* RAW RECORDS *
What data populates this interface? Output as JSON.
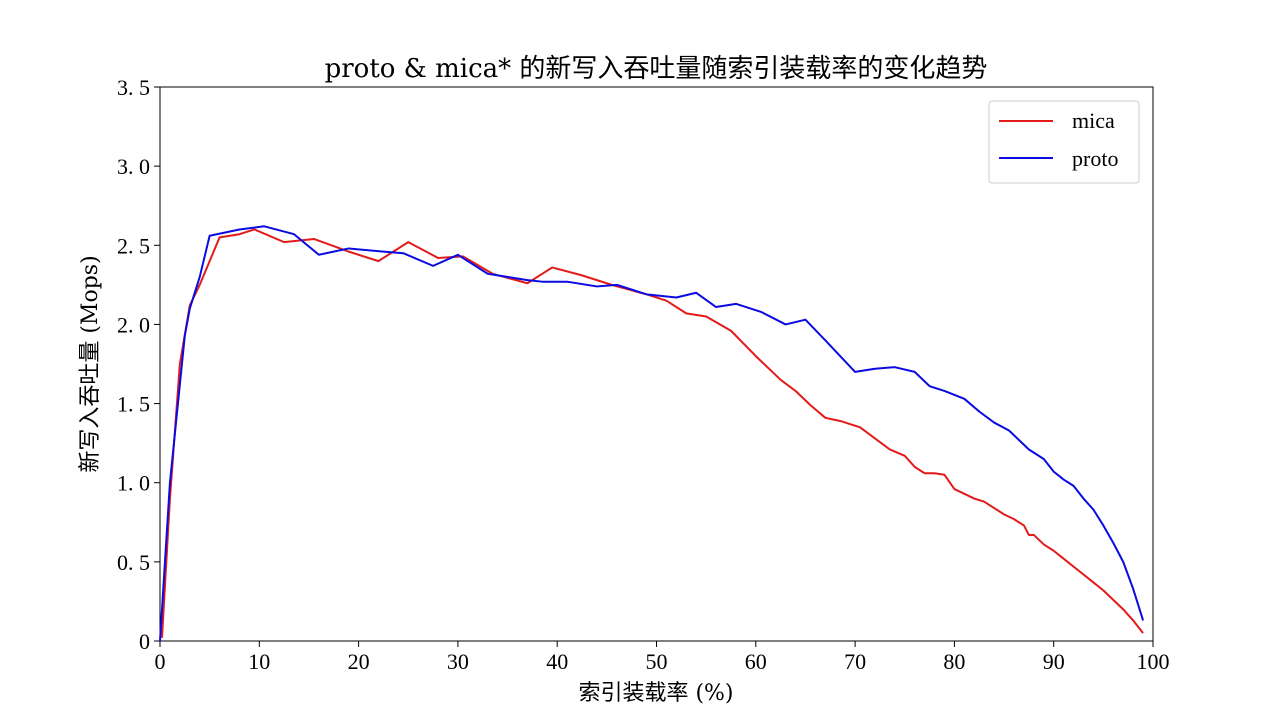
{
  "chart_data": {
    "type": "line",
    "title": "proto & mica* 的新写入吞吐量随索引装载率的变化趋势",
    "xlabel": "索引装载率 (%)",
    "ylabel": "新写入吞吐量 (Mops)",
    "xlim": [
      0,
      100
    ],
    "ylim": [
      0,
      3.5
    ],
    "xticks": [
      0,
      10,
      20,
      30,
      40,
      50,
      60,
      70,
      80,
      90,
      100
    ],
    "xtick_labels": [
      "0",
      "10",
      "20",
      "30",
      "40",
      "50",
      "60",
      "70",
      "80",
      "90",
      "100"
    ],
    "yticks": [
      0,
      0.5,
      1.0,
      1.5,
      2.0,
      2.5,
      3.0,
      3.5
    ],
    "ytick_labels": [
      "0",
      "0. 5",
      "1. 0",
      "1. 5",
      "2. 0",
      "2. 5",
      "3. 0",
      "3. 5"
    ],
    "grid": false,
    "legend_position": "top-right",
    "series": [
      {
        "name": "mica",
        "color": "#e31a1a",
        "x": [
          0.2,
          1.0,
          2.0,
          3.0,
          4.0,
          5.0,
          6.0,
          8.0,
          9.5,
          12.5,
          15.5,
          19.0,
          22.0,
          25.0,
          28.0,
          30.5,
          33.5,
          37.0,
          39.5,
          42.5,
          45.5,
          49.0,
          51.0,
          53.0,
          55.0,
          57.5,
          60.0,
          62.5,
          64.0,
          65.5,
          67.0,
          68.5,
          70.5,
          72.0,
          73.5,
          75.0,
          76.0,
          77.0,
          78.0,
          79.0,
          80.0,
          81.0,
          82.0,
          83.0,
          84.0,
          85.0,
          86.0,
          87.0,
          87.5,
          88.0,
          89.0,
          90.0,
          91.0,
          92.0,
          93.0,
          94.0,
          95.0,
          96.0,
          97.0,
          98.0,
          99.0
        ],
        "values": [
          0.02,
          0.9,
          1.75,
          2.12,
          2.25,
          2.4,
          2.55,
          2.57,
          2.6,
          2.52,
          2.54,
          2.46,
          2.4,
          2.52,
          2.42,
          2.43,
          2.32,
          2.26,
          2.36,
          2.31,
          2.25,
          2.19,
          2.15,
          2.07,
          2.05,
          1.96,
          1.8,
          1.65,
          1.58,
          1.49,
          1.41,
          1.39,
          1.35,
          1.28,
          1.21,
          1.17,
          1.1,
          1.06,
          1.06,
          1.05,
          0.96,
          0.93,
          0.9,
          0.88,
          0.84,
          0.8,
          0.77,
          0.73,
          0.67,
          0.67,
          0.61,
          0.57,
          0.52,
          0.47,
          0.42,
          0.37,
          0.32,
          0.26,
          0.2,
          0.13,
          0.05
        ]
      },
      {
        "name": "proto",
        "color": "#0a0ae3",
        "x": [
          0.0,
          1.0,
          2.5,
          3.0,
          4.0,
          5.0,
          8.0,
          10.5,
          13.5,
          16.0,
          19.0,
          22.5,
          24.5,
          27.5,
          30.0,
          33.0,
          37.0,
          38.5,
          41.0,
          44.0,
          46.0,
          49.0,
          52.0,
          54.0,
          56.0,
          58.0,
          60.5,
          63.0,
          65.0,
          67.0,
          70.0,
          72.0,
          74.0,
          76.0,
          77.5,
          79.0,
          81.0,
          82.5,
          84.0,
          85.5,
          86.5,
          87.5,
          89.0,
          90.0,
          91.0,
          92.0,
          93.0,
          94.0,
          95.0,
          96.0,
          97.0,
          98.0,
          99.0
        ],
        "values": [
          0.0,
          1.0,
          1.93,
          2.1,
          2.3,
          2.56,
          2.6,
          2.62,
          2.57,
          2.44,
          2.48,
          2.46,
          2.45,
          2.37,
          2.44,
          2.32,
          2.28,
          2.27,
          2.27,
          2.24,
          2.25,
          2.19,
          2.17,
          2.2,
          2.11,
          2.13,
          2.08,
          2.0,
          2.03,
          1.9,
          1.7,
          1.72,
          1.73,
          1.7,
          1.61,
          1.58,
          1.53,
          1.45,
          1.38,
          1.33,
          1.27,
          1.21,
          1.15,
          1.07,
          1.02,
          0.98,
          0.9,
          0.83,
          0.73,
          0.62,
          0.5,
          0.33,
          0.13
        ]
      }
    ]
  }
}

* EXERCISE AIM *
Determine how many lines of the listing above hold the word "proto". Report that number without anything else.

* ANSWER TO THE PROBLEM *
2